--- start ---
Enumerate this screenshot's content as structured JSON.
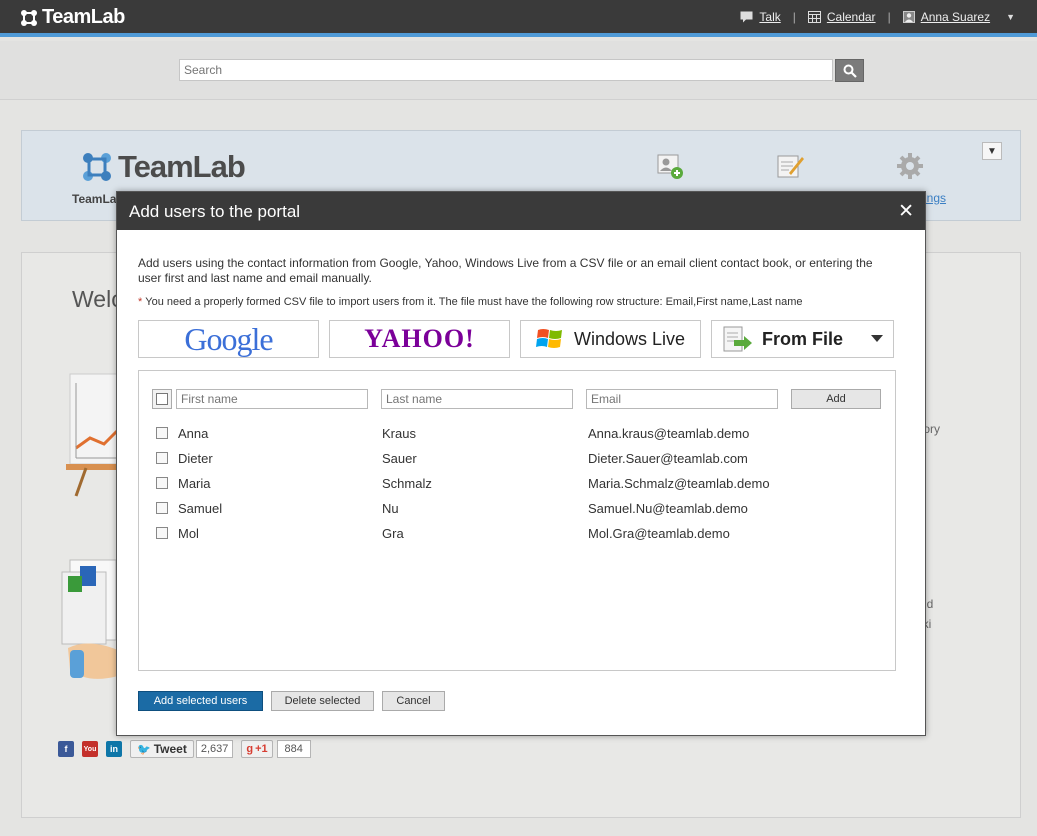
{
  "app": {
    "brand": "TeamLab"
  },
  "topnav": {
    "talk": "Talk",
    "calendar": "Calendar",
    "user": "Anna Suarez"
  },
  "search": {
    "placeholder": "Search"
  },
  "portal": {
    "logo": "TeamLab",
    "subtitle": "TeamLa",
    "settings_link": "ings"
  },
  "background": {
    "welcome": "Welc",
    "text_tory": "tory",
    "text_nd": "nd",
    "text_iki": "iki"
  },
  "social": {
    "tweet_label": "Tweet",
    "tweet_count": "2,637",
    "gplus_label": "+1",
    "gplus_count": "884"
  },
  "dialog": {
    "title": "Add users to the portal",
    "description": "Add users using the contact information from Google, Yahoo, Windows Live from a CSV file or an email client contact book, or entering the user first and last name and email manually.",
    "note_star": "*",
    "note": "You need a properly formed CSV file to import users from it. The file must have the following row structure: Email,First name,Last name",
    "providers": {
      "google": "Google",
      "yahoo": "YAHOO!",
      "windows_live": "Windows Live",
      "from_file": "From File"
    },
    "form": {
      "first_name_placeholder": "First name",
      "last_name_placeholder": "Last name",
      "email_placeholder": "Email",
      "add_label": "Add"
    },
    "users": [
      {
        "first": "Anna",
        "last": "Kraus",
        "email": "Anna.kraus@teamlab.demo"
      },
      {
        "first": "Dieter",
        "last": "Sauer",
        "email": "Dieter.Sauer@teamlab.com"
      },
      {
        "first": "Maria",
        "last": "Schmalz",
        "email": "Maria.Schmalz@teamlab.demo"
      },
      {
        "first": "Samuel",
        "last": "Nu",
        "email": "Samuel.Nu@teamlab.demo"
      },
      {
        "first": "Mol",
        "last": "Gra",
        "email": "Mol.Gra@teamlab.demo"
      }
    ],
    "buttons": {
      "add_selected": "Add selected users",
      "delete_selected": "Delete selected",
      "cancel": "Cancel"
    }
  },
  "colors": {
    "topbar": "#3a3a3a",
    "accent_line": "#4f9ad7",
    "primary_button": "#1b6ba5",
    "link": "#3b7fc4"
  }
}
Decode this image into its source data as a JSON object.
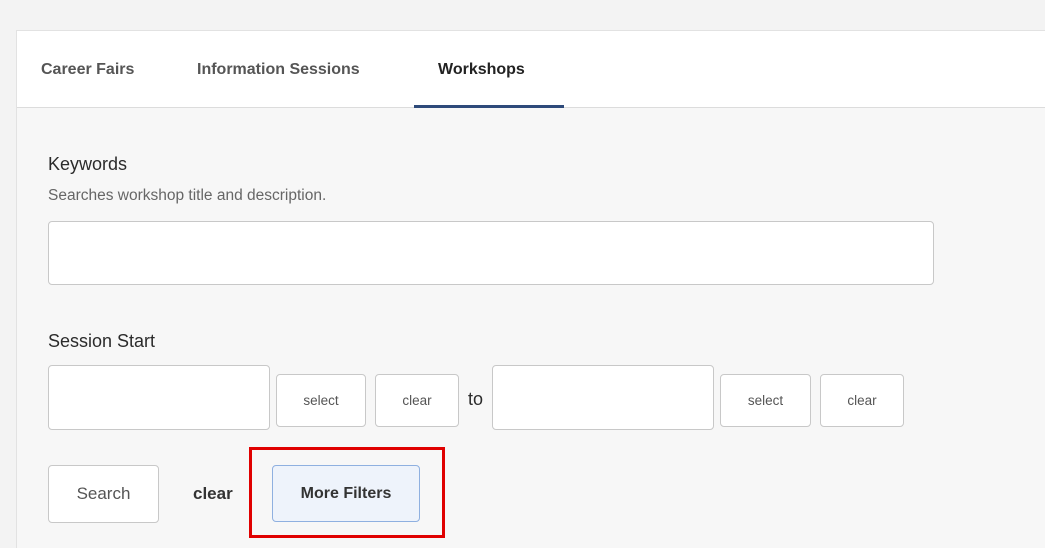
{
  "tabs": [
    {
      "label": "Career Fairs",
      "active": false
    },
    {
      "label": "Information Sessions",
      "active": false
    },
    {
      "label": "Workshops",
      "active": true
    }
  ],
  "keywords": {
    "label": "Keywords",
    "helper": "Searches workshop title and description.",
    "value": "",
    "placeholder": ""
  },
  "session_start": {
    "label": "Session Start",
    "from_value": "",
    "to_value": "",
    "select_label": "select",
    "clear_label": "clear",
    "to_label": "to"
  },
  "actions": {
    "search_label": "Search",
    "clear_label": "clear",
    "more_filters_label": "More Filters"
  },
  "colors": {
    "active_tab_underline": "#2e4a7a",
    "highlight_box": "#e00000",
    "more_filters_border": "#8fb0e0"
  }
}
--- end ---
## Set exercise
Each line holding the word "JSON" counts once; report the total and nothing else.

## Response to this exercise
2